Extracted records
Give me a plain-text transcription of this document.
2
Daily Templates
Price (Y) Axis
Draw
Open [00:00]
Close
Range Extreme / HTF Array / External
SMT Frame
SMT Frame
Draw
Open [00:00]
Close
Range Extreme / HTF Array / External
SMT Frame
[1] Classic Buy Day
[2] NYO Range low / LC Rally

To do:
All of the material must be reproduced exactly.

Written solution:
Give me a plain-text transcription of this document.
2
Daily Templates
Price (Y) Axis
Draw
Open [00:00]
Close
Range Extreme / HTF Array / External
SMT Frame
SMT Frame
Draw
Open [00:00]
Close
Range Extreme / HTF Array / External
SMT Frame
[1] Classic Buy Day
[2] NYO Range low / LC Rally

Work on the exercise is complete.